→ Problem requirements:
Everything from the line containing "What does this" to the final line of the records below should be given again exactly, and nothing else.

### Extracted material

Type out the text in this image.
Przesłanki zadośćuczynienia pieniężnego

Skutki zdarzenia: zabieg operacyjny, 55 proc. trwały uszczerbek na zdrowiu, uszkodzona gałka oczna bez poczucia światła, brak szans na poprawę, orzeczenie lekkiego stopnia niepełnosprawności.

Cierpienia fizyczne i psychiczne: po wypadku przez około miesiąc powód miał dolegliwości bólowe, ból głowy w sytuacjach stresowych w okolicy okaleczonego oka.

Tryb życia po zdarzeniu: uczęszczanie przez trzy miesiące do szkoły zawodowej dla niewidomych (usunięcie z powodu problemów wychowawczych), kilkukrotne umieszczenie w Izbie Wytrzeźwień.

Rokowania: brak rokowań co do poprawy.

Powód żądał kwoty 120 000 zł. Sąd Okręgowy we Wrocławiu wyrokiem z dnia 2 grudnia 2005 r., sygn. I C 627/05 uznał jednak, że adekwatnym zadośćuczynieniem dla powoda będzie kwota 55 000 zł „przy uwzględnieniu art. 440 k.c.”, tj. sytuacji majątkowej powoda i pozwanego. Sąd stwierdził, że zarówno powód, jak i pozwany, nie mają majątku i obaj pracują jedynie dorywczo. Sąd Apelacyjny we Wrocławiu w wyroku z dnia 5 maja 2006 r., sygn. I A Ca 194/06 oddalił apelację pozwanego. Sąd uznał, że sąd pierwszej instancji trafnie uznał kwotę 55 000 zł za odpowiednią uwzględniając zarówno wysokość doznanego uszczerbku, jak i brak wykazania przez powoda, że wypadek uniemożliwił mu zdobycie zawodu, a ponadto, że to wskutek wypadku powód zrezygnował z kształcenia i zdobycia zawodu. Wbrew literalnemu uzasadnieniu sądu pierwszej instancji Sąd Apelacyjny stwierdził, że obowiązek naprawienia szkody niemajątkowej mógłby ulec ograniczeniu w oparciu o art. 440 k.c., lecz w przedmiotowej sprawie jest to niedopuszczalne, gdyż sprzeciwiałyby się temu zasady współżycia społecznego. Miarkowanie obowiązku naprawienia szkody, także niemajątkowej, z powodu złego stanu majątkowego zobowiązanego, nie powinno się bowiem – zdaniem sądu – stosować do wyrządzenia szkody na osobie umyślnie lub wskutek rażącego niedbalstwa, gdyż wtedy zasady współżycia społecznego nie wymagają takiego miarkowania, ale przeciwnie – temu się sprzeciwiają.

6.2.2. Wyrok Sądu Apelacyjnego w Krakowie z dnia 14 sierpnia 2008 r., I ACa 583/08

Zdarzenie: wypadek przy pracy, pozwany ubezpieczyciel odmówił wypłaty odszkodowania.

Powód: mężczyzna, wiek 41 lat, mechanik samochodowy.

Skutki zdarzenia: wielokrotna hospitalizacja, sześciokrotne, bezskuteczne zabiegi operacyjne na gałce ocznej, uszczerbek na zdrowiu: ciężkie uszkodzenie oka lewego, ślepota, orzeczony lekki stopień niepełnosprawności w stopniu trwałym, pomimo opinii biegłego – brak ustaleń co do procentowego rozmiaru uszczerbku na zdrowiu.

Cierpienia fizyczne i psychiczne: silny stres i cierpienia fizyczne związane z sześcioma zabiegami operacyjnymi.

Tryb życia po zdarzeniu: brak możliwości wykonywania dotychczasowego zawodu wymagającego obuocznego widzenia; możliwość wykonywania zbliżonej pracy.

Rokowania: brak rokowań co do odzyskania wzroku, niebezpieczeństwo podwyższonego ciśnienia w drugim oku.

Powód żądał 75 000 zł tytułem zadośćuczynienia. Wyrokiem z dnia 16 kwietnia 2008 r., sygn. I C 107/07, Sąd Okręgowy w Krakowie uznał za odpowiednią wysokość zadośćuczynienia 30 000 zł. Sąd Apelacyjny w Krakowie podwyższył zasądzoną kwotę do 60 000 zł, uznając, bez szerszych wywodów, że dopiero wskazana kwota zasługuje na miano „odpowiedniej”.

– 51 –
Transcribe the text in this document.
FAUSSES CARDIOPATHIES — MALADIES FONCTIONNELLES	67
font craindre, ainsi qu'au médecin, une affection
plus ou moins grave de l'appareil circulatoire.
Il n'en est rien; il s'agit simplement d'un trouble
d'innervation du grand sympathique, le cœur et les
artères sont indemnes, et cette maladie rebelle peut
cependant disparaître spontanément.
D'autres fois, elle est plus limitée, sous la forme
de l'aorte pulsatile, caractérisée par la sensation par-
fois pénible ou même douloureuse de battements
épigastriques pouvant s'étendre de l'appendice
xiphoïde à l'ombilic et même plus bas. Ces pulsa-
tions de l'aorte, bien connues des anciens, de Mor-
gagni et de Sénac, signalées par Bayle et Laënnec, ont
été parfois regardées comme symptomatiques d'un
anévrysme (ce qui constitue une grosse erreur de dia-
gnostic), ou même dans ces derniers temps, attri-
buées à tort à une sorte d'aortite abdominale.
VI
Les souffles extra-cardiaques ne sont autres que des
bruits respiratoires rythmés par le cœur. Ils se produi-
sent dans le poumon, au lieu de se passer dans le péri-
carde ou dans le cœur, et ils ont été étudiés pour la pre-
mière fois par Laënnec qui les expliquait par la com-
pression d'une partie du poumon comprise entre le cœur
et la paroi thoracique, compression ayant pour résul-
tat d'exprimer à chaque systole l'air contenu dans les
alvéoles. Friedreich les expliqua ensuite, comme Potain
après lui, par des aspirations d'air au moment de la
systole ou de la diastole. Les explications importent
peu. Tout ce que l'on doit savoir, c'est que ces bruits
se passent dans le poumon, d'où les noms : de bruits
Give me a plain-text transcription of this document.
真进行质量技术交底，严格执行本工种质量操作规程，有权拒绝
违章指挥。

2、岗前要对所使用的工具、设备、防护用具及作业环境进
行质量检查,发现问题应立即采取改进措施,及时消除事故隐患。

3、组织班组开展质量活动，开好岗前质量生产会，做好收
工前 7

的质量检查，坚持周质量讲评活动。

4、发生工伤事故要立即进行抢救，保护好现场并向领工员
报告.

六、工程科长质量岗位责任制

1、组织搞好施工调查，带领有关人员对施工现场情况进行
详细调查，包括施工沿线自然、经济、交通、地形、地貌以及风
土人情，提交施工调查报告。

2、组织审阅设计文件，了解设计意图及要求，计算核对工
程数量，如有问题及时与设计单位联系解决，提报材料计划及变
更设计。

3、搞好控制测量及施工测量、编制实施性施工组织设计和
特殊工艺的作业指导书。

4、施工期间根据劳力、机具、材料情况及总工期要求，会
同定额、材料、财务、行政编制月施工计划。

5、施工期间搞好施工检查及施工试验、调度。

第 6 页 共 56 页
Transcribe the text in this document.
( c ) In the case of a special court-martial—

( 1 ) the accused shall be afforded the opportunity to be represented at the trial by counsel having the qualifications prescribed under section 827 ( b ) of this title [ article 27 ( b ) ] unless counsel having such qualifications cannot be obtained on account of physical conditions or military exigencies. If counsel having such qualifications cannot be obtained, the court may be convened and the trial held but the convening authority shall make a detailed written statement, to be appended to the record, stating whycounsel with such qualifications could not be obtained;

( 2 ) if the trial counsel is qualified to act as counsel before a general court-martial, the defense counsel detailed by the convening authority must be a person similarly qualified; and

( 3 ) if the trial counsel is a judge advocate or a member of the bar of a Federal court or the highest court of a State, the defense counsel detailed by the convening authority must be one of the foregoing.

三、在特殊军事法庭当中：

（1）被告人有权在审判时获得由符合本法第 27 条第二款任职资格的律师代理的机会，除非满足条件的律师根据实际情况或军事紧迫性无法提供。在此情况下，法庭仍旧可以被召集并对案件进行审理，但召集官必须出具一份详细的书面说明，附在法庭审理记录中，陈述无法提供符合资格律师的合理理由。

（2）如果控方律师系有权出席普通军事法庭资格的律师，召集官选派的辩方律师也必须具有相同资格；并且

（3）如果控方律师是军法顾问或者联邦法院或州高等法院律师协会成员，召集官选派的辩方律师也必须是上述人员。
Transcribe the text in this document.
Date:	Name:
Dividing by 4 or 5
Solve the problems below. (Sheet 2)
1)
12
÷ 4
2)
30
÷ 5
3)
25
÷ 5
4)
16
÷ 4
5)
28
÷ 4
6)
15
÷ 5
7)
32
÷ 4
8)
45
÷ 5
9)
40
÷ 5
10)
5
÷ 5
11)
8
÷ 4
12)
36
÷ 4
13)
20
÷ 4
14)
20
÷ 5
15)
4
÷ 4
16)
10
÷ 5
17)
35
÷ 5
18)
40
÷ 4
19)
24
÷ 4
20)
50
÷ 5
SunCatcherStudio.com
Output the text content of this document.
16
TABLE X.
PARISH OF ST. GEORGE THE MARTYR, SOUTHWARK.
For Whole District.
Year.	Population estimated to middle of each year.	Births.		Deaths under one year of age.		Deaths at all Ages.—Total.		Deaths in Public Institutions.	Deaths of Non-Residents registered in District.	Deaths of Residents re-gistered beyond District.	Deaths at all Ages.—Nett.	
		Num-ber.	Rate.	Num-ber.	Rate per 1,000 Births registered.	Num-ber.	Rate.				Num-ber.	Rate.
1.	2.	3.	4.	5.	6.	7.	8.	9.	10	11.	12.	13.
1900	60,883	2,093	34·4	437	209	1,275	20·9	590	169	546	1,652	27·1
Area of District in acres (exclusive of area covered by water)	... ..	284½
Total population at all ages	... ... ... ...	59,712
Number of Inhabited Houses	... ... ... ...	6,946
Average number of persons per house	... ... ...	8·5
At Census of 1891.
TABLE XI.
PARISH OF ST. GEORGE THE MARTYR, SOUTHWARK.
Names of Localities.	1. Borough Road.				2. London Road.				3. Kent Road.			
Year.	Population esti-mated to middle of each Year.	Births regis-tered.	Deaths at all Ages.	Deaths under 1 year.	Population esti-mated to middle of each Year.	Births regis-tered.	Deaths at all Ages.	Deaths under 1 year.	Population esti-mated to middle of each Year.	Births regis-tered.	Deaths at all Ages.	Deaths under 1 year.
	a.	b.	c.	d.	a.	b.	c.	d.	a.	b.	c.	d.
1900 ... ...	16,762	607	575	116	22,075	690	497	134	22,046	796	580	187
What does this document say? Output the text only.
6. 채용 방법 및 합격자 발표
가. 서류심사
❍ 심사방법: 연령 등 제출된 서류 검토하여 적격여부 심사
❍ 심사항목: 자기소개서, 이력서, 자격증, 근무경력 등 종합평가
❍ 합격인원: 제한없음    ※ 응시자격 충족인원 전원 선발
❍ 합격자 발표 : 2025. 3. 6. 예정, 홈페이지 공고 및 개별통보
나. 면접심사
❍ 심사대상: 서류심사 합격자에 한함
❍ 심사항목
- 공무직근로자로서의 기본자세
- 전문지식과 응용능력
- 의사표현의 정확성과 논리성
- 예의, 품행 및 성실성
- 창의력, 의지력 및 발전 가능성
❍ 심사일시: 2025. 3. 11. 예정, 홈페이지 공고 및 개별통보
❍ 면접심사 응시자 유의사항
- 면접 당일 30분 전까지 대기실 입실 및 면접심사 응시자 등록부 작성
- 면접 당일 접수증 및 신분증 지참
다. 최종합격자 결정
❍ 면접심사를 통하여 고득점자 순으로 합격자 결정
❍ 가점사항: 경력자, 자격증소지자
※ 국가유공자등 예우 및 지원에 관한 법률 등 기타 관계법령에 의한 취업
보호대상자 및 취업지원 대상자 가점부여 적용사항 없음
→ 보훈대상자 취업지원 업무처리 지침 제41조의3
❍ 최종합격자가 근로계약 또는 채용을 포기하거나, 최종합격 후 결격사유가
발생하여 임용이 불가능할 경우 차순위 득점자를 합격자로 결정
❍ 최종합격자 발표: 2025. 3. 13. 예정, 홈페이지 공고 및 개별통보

######

→ Written solution:
What does this document say? Output the text only.
6. 채용 방법 및 합격자 발표
가. 서류심사
❍ 심사방법: 연령 등 제출된 서류 검토하여 적격여부 심사
❍ 심사항목: 자기소개서, 이력서, 자격증, 근무경력 등 종합평가
❍ 합격인원: 제한없음    ※ 응시자격 충족인원 전원 선발
❍ 합격자 발표 : 2025. 3. 6. 예정, 홈페이지 공고 및 개별통보
나. 면접심사
❍ 심사대상: 서류심사 합격자에 한함
❍ 심사항목
- 공무직근로자로서의 기본자세
- 전문지식과 응용능력
- 의사표현의 정확성과 논리성
- 예의, 품행 및 성실성
- 창의력, 의지력 및 발전 가능성
❍ 심사일시: 2025. 3. 11. 예정, 홈페이지 공고 및 개별통보
❍ 면접심사 응시자 유의사항
- 면접 당일 30분 전까지 대기실 입실 및 면접심사 응시자 등록부 작성
- 면접 당일 접수증 및 신분증 지참
다. 최종합격자 결정
❍ 면접심사를 통하여 고득점자 순으로 합격자 결정
❍ 가점사항: 경력자, 자격증소지자
※ 국가유공자등 예우 및 지원에 관한 법률 등 기타 관계법령에 의한 취업
보호대상자 및 취업지원 대상자 가점부여 적용사항 없음
→ 보훈대상자 취업지원 업무처리 지침 제41조의3
❍ 최종합격자가 근로계약 또는 채용을 포기하거나, 최종합격 후 결격사유가
발생하여 임용이 불가능할 경우 차순위 득점자를 합격자로 결정
❍ 최종합격자 발표: 2025. 3. 13. 예정, 홈페이지 공고 및 개별통보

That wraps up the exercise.